+++ Available records +++
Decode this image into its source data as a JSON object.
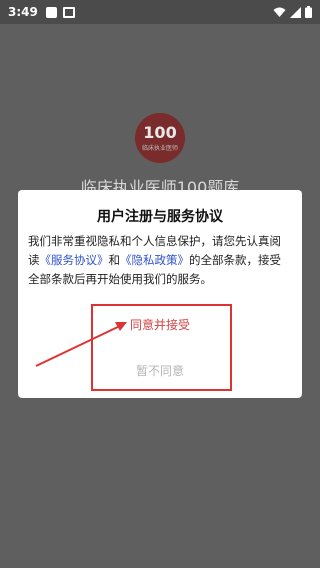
{
  "status_bar": {
    "time": "3:49",
    "icons": [
      "notification-box-icon",
      "image-icon",
      "wifi-icon",
      "signal-icon",
      "battery-icon"
    ]
  },
  "background": {
    "logo_number": "100",
    "logo_subtitle": "临床执业医师",
    "app_title": "临床执业医师100题库"
  },
  "dialog": {
    "title": "用户注册与服务协议",
    "body_part1": "我们非常重视隐私和个人信息保护，请您先认真阅读",
    "link_service": "《服务协议》",
    "body_and": "和",
    "link_privacy": "《隐私政策》",
    "body_part2": "的全部条款，接受全部条款后再开始使用我们的服务。",
    "accept_label": "同意并接受",
    "decline_label": "暂不同意"
  },
  "colors": {
    "accent_red": "#d34343",
    "link_blue": "#2f52c8",
    "annotation_red": "#dd3333"
  }
}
+++
▸ **Given problem**: Set down all the data again exactly as above, pictures excluded.

▸ **Problem solution**:
Decode this image into its source data as a JSON object.
{
  "status_bar": {
    "time": "3:49",
    "icons": [
      "notification-box-icon",
      "image-icon",
      "wifi-icon",
      "signal-icon",
      "battery-icon"
    ]
  },
  "background": {
    "logo_number": "100",
    "logo_subtitle": "临床执业医师",
    "app_title": "临床执业医师100题库"
  },
  "dialog": {
    "title": "用户注册与服务协议",
    "body_part1": "我们非常重视隐私和个人信息保护，请您先认真阅读",
    "link_service": "《服务协议》",
    "body_and": "和",
    "link_privacy": "《隐私政策》",
    "body_part2": "的全部条款，接受全部条款后再开始使用我们的服务。",
    "accept_label": "同意并接受",
    "decline_label": "暂不同意"
  },
  "colors": {
    "accent_red": "#d34343",
    "link_blue": "#2f52c8",
    "annotation_red": "#dd3333"
  }
}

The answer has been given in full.